Switch every "plume" to "flow" in the stretch from the start of the data through the line containing "right-unit-panel [293,50,341,58]", and give those lines again with nothing else changed.

[start Data for this task]

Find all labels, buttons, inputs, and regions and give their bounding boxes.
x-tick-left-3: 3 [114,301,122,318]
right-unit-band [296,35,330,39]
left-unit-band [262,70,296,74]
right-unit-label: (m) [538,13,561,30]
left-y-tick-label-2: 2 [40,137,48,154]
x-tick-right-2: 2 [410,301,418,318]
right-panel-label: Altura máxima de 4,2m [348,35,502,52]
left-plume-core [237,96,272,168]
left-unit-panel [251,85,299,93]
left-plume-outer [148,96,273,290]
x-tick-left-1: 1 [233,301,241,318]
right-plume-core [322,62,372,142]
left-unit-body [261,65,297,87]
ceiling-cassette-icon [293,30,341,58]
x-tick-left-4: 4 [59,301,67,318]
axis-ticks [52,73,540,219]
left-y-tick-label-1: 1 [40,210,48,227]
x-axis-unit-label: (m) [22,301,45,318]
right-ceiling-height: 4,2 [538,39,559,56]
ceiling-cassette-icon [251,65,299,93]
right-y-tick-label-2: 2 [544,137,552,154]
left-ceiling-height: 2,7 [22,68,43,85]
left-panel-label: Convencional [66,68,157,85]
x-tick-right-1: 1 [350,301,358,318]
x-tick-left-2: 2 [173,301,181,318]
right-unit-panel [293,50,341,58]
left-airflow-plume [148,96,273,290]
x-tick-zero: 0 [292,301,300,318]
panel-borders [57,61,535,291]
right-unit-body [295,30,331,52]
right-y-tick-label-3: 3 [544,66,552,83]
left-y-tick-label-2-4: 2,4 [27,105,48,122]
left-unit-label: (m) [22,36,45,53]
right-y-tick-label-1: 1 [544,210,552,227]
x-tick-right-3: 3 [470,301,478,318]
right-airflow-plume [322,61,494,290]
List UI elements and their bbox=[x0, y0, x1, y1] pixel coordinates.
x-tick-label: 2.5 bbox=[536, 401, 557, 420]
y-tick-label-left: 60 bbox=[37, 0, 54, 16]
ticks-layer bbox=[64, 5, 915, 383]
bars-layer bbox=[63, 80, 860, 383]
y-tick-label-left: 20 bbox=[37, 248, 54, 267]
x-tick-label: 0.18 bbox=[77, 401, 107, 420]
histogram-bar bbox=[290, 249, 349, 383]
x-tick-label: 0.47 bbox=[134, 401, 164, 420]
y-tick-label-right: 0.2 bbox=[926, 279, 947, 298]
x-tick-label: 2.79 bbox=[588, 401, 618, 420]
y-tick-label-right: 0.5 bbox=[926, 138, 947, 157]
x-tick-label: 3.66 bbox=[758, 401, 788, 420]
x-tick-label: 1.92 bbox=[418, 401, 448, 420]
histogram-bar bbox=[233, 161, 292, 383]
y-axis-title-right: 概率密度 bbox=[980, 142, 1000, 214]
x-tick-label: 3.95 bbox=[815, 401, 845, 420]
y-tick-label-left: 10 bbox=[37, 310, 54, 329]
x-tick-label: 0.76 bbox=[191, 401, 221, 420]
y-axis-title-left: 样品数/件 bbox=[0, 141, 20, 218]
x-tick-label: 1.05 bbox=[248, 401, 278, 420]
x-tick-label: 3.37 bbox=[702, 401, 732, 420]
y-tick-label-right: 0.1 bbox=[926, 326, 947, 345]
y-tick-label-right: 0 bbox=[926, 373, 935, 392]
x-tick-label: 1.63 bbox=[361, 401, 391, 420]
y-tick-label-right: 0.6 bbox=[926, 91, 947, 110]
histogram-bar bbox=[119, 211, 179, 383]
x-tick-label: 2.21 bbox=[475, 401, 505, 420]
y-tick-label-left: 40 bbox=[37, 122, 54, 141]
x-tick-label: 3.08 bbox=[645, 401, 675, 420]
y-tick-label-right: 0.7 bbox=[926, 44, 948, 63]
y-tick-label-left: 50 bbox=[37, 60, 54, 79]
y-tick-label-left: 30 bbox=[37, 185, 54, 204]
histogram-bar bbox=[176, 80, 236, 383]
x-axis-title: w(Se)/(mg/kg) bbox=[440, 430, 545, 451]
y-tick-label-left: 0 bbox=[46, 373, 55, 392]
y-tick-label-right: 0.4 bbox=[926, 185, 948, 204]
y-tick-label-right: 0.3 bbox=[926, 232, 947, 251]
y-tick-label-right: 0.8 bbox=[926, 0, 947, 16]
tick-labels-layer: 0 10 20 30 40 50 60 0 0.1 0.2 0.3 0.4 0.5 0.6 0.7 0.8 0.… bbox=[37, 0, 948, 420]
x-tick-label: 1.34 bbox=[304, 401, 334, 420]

[end Data for this task]

Response:
Find all labels, buttons, inputs, and regions and give their bounding boxes.
x-tick-left-3: 3 [114,301,122,318]
right-unit-band [296,35,330,39]
left-unit-band [262,70,296,74]
right-unit-label: (m) [538,13,561,30]
left-y-tick-label-2: 2 [40,137,48,154]
x-tick-right-2: 2 [410,301,418,318]
right-panel-label: Altura máxima de 4,2m [348,35,502,52]
left-flow-core [237,96,272,168]
left-unit-panel [251,85,299,93]
left-flow-outer [148,96,273,290]
x-tick-left-1: 1 [233,301,241,318]
right-flow-core [322,62,372,142]
left-unit-body [261,65,297,87]
ceiling-cassette-icon [293,30,341,58]
x-tick-left-4: 4 [59,301,67,318]
axis-ticks [52,73,540,219]
left-y-tick-label-1: 1 [40,210,48,227]
x-axis-unit-label: (m) [22,301,45,318]
right-ceiling-height: 4,2 [538,39,559,56]
ceiling-cassette-icon [251,65,299,93]
right-y-tick-label-2: 2 [544,137,552,154]
left-ceiling-height: 2,7 [22,68,43,85]
left-panel-label: Convencional [66,68,157,85]
x-tick-right-1: 1 [350,301,358,318]
x-tick-left-2: 2 [173,301,181,318]
right-unit-panel [293,50,341,58]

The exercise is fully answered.